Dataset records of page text
══════

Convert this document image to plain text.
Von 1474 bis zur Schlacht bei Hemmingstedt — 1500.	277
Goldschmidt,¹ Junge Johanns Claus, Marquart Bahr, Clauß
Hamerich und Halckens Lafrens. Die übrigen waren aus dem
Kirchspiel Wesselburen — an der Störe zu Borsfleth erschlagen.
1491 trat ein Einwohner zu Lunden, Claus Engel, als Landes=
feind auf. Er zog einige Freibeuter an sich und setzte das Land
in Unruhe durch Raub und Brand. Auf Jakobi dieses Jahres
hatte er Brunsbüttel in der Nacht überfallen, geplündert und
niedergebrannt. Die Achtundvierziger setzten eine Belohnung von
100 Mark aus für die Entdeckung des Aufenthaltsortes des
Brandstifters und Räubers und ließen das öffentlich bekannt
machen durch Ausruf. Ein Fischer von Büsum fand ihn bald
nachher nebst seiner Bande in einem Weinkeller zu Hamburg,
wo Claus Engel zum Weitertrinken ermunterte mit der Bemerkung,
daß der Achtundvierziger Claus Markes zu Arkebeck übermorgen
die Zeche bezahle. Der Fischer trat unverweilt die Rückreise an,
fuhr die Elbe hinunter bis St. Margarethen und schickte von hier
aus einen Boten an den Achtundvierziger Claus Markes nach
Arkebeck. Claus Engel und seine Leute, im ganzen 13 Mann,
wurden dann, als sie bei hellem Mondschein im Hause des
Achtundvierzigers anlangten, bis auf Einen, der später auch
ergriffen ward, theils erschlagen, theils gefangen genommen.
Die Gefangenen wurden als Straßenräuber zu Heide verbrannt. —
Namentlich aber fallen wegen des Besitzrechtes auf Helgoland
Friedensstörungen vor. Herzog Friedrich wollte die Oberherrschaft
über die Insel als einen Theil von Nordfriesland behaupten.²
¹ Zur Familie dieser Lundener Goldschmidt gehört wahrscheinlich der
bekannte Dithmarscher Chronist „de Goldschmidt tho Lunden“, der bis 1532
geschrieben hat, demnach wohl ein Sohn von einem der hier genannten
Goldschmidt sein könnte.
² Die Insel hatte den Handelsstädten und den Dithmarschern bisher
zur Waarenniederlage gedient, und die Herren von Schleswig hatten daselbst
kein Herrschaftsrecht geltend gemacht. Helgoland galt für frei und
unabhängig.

══════

[WORK TO COMPLETE] Line by line, retype all of the entries.

[YOUR SOLUTION]
Convert this document image to plain text.
Von 1474 bis zur Schlacht bei Hemmingstedt — 1500.	277
Goldschmidt,¹ Junge Johanns Claus, Marquart Bahr, Clauß
Hamerich und Halckens Lafrens. Die übrigen waren aus dem
Kirchspiel Wesselburen — an der Störe zu Borsfleth erschlagen.
1491 trat ein Einwohner zu Lunden, Claus Engel, als Landes=
feind auf. Er zog einige Freibeuter an sich und setzte das Land
in Unruhe durch Raub und Brand. Auf Jakobi dieses Jahres
hatte er Brunsbüttel in der Nacht überfallen, geplündert und
niedergebrannt. Die Achtundvierziger setzten eine Belohnung von
100 Mark aus für die Entdeckung des Aufenthaltsortes des
Brandstifters und Räubers und ließen das öffentlich bekannt
machen durch Ausruf. Ein Fischer von Büsum fand ihn bald
nachher nebst seiner Bande in einem Weinkeller zu Hamburg,
wo Claus Engel zum Weitertrinken ermunterte mit der Bemerkung,
daß der Achtundvierziger Claus Markes zu Arkebeck übermorgen
die Zeche bezahle. Der Fischer trat unverweilt die Rückreise an,
fuhr die Elbe hinunter bis St. Margarethen und schickte von hier
aus einen Boten an den Achtundvierziger Claus Markes nach
Arkebeck. Claus Engel und seine Leute, im ganzen 13 Mann,
wurden dann, als sie bei hellem Mondschein im Hause des
Achtundvierzigers anlangten, bis auf Einen, der später auch
ergriffen ward, theils erschlagen, theils gefangen genommen.
Die Gefangenen wurden als Straßenräuber zu Heide verbrannt. —
Namentlich aber fallen wegen des Besitzrechtes auf Helgoland
Friedensstörungen vor. Herzog Friedrich wollte die Oberherrschaft
über die Insel als einen Theil von Nordfriesland behaupten.²
¹ Zur Familie dieser Lundener Goldschmidt gehört wahrscheinlich der
bekannte Dithmarscher Chronist „de Goldschmidt tho Lunden“, der bis 1532
geschrieben hat, demnach wohl ein Sohn von einem der hier genannten
Goldschmidt sein könnte.
² Die Insel hatte den Handelsstädten und den Dithmarschern bisher
zur Waarenniederlage gedient, und die Herren von Schleswig hatten daselbst
kein Herrschaftsrecht geltend gemacht. Helgoland galt für frei und
unabhängig.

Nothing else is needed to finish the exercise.